## GIVEN TASK
Copy each line of the data below exactly, leaving out pictures.

** start of TASK INPUTS **

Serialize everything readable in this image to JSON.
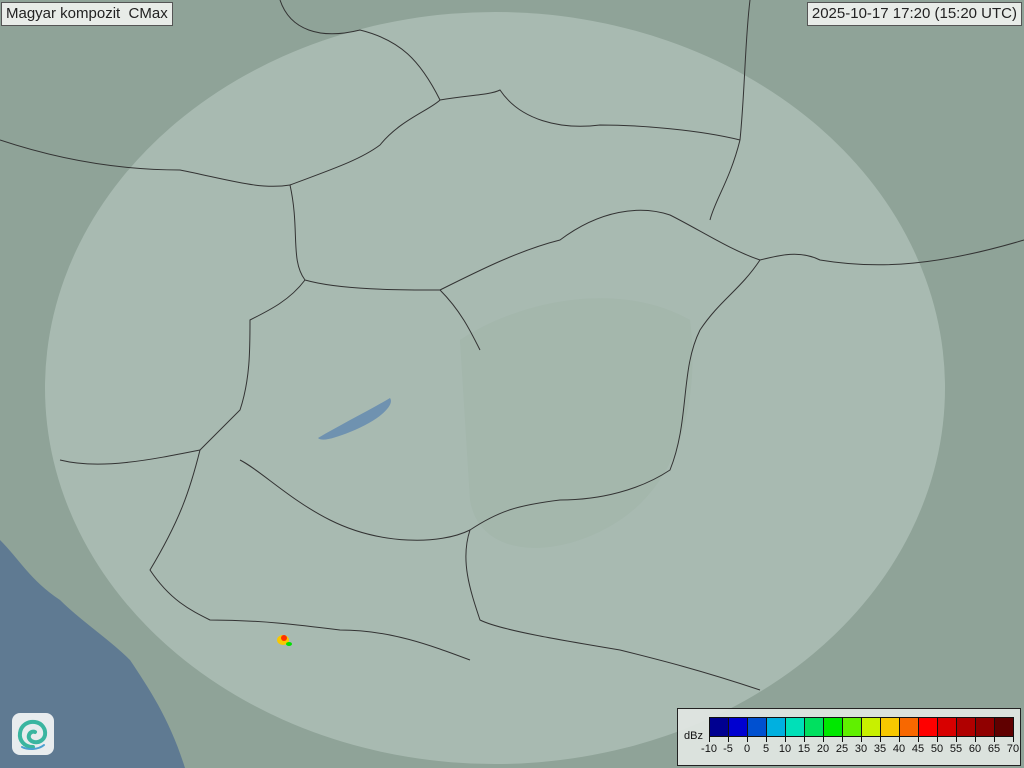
{
  "header": {
    "title": "Magyar kompozit  CMax",
    "timestamp": "2025-10-17 17:20 (15:20 UTC)"
  },
  "legend": {
    "unit": "dBz",
    "ticks": [
      "-10",
      "-5",
      "0",
      "5",
      "10",
      "15",
      "20",
      "25",
      "30",
      "35",
      "40",
      "45",
      "50",
      "55",
      "60",
      "65",
      "70"
    ],
    "colors": [
      "#000090",
      "#0000d0",
      "#0050d0",
      "#00b0e0",
      "#00e0b8",
      "#00e060",
      "#00e800",
      "#60f000",
      "#c8f000",
      "#f8c800",
      "#f86800",
      "#ff0000",
      "#d80000",
      "#b00000",
      "#900000",
      "#600000"
    ]
  },
  "map": {
    "land_color": "#8fa398",
    "sea_color": "#5f7a92",
    "coverage_color": "#c8d8d0",
    "echoes": [
      {
        "dbz": 45,
        "color": "#ff3000"
      },
      {
        "dbz": 35,
        "color": "#f8c800"
      },
      {
        "dbz": 20,
        "color": "#00e000"
      }
    ]
  },
  "logo": {
    "icon": "swirl-logo-icon"
  }
}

** end of TASK INPUTS **

## OUTPUT OF THE EXERCISE
Serialize everything readable in this image to JSON.
{
  "header": {
    "title": "Magyar kompozit  CMax",
    "timestamp": "2025-10-17 17:20 (15:20 UTC)"
  },
  "legend": {
    "unit": "dBz",
    "ticks": [
      "-10",
      "-5",
      "0",
      "5",
      "10",
      "15",
      "20",
      "25",
      "30",
      "35",
      "40",
      "45",
      "50",
      "55",
      "60",
      "65",
      "70"
    ],
    "colors": [
      "#000090",
      "#0000d0",
      "#0050d0",
      "#00b0e0",
      "#00e0b8",
      "#00e060",
      "#00e800",
      "#60f000",
      "#c8f000",
      "#f8c800",
      "#f86800",
      "#ff0000",
      "#d80000",
      "#b00000",
      "#900000",
      "#600000"
    ]
  },
  "map": {
    "land_color": "#8fa398",
    "sea_color": "#5f7a92",
    "coverage_color": "#c8d8d0",
    "echoes": [
      {
        "dbz": 45,
        "color": "#ff3000"
      },
      {
        "dbz": 35,
        "color": "#f8c800"
      },
      {
        "dbz": 20,
        "color": "#00e000"
      }
    ]
  },
  "logo": {
    "icon": "swirl-logo-icon"
  }
}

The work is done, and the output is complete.